▶ **Excerpted text**
This single example looks fantastic!

I'm just worried that it will deteriorate other cases.

Can you run this against @Koncopd's benchmarking framework?

And then we have a before after comparison that includes a wider array of search cases and a report that underlies the decision published to LaminHub.

sunnyosun commented 2 weeks ago

Updated screenshots with the examples @Koncopd had, let me know if there's anything else I can test.

Koncopd commented 2 weeks ago

@sunnyosun @falexwolf here is the benchmark for this PR https://github.com/laminlabs/lamindb/pull/2141 https://672cb784f7316d7437f2f69d--lamindb-qnwk.netlify.app/faq/benchmark-search

falexwolf commented 2 weeks ago

These are great improvements!

I wish there was good way in laminhub to document such changes but I guess there isn't for now.

falexwolf commented 2 weeks ago

@fredericenard, please also take a look here.

And then we'll discuss in the benchmarking PR how we proceed with organizing code across lamindb, bionty and laminhub.

Koncopd commented 2 weeks ago

Added more searches to the benchmark. test_search_synonyms fails now, commented out in the benchmark.

sunnyosun commented 2 weeks ago

Fixed synonyms. The only thing is that it's getting a bit slower now 0.7-0.8s per search (before 0.2-0.3s) because of all the different layers. (us-west-2 instance)

Zethson commented 2 weeks ago

Ohh and can we get rid of this now? https://docs.lamin.ai/query-search image 🚀

falexwolf commented 2 weeks ago

Yes, removing will be the goal.

image

@Koncopd is making a push to consolidate all 3 search algorithms into one clearly documented and benchmarked solution.

Sunny's PR here has good ideas but it's not suitable for the hub due to performance. So, the hope is Sergei can replicate the UX with server-side code (essentially correctly using postgres plugins). We can still use Sunny's code for dataframes and sqlite; it'll give the same results but just run slower which is OK in that context.

▶ **Extracted records**
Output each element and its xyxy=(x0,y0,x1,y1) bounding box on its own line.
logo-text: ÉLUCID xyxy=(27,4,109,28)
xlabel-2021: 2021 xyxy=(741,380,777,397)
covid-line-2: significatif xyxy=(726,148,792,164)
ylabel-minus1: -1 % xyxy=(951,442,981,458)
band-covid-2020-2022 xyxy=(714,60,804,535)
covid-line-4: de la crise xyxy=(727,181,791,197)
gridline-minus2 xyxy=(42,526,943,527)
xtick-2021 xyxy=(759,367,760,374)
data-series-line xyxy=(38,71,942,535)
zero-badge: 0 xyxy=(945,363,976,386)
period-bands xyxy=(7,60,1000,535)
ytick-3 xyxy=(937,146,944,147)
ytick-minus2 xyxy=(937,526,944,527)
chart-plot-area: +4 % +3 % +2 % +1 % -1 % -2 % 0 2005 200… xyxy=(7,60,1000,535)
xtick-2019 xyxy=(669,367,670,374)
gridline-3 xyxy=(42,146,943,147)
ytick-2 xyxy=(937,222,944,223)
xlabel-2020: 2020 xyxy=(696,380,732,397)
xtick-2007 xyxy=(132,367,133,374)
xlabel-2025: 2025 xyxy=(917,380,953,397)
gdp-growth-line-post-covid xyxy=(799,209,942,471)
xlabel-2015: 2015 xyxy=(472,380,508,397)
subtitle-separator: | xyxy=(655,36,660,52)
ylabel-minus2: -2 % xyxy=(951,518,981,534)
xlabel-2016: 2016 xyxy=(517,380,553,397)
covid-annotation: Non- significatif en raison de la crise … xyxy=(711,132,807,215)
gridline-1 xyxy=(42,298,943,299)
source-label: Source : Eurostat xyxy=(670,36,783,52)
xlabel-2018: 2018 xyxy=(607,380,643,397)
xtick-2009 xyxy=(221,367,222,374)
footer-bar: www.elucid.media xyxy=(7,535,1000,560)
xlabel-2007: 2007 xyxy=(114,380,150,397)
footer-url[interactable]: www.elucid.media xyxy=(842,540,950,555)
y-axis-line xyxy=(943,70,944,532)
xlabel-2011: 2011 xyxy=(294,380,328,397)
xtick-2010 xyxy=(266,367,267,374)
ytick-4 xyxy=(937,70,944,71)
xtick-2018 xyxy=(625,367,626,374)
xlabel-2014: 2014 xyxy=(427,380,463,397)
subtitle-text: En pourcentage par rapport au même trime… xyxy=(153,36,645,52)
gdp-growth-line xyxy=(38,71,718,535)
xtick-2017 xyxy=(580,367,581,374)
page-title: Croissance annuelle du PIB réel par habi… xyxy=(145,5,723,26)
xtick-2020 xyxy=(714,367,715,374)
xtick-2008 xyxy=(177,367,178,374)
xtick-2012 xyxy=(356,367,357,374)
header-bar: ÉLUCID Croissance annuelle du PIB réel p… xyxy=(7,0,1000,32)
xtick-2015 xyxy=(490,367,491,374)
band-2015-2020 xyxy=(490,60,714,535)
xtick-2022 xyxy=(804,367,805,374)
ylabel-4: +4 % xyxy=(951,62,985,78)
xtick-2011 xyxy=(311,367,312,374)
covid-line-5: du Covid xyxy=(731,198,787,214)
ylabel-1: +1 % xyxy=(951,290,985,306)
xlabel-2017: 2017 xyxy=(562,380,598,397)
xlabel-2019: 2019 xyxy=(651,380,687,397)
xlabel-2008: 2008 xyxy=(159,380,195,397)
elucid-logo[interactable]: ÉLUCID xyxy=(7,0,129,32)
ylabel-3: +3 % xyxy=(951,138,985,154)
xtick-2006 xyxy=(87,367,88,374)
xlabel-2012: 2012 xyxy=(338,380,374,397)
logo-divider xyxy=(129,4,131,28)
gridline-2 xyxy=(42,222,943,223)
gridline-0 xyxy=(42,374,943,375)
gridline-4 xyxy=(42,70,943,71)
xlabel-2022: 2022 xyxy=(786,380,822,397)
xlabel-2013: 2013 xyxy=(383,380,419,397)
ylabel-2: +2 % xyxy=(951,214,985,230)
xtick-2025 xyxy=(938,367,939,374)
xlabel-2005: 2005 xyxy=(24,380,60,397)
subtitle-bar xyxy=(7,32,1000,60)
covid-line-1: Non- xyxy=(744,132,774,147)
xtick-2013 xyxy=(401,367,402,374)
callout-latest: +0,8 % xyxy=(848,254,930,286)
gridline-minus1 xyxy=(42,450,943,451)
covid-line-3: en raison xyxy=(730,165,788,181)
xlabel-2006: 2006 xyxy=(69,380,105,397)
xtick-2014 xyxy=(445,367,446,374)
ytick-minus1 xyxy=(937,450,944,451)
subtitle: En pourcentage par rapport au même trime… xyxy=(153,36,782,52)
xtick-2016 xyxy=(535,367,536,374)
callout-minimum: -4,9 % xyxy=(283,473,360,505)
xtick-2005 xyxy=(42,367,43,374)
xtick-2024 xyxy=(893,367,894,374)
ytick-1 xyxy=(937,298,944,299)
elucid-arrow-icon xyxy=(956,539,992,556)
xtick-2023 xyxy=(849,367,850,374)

▶ **Goal**
Copy the part of the search thread starting at "Fixed synonyms. The" and ending at "be the goal.". Work only from the thread above, not the rows.

▶ **Answer for the task**
Fixed synonyms. The only thing is that it's getting a bit slower now 0.7-0.8s per search (before 0.2-0.3s) because of all the different layers. (us-west-2 instance)

Zethson commented 2 weeks ago

Ohh and can we get rid of this now? https://docs.lamin.ai/query-search image 🚀

falexwolf commented 2 weeks ago

Yes, removing will be the goal.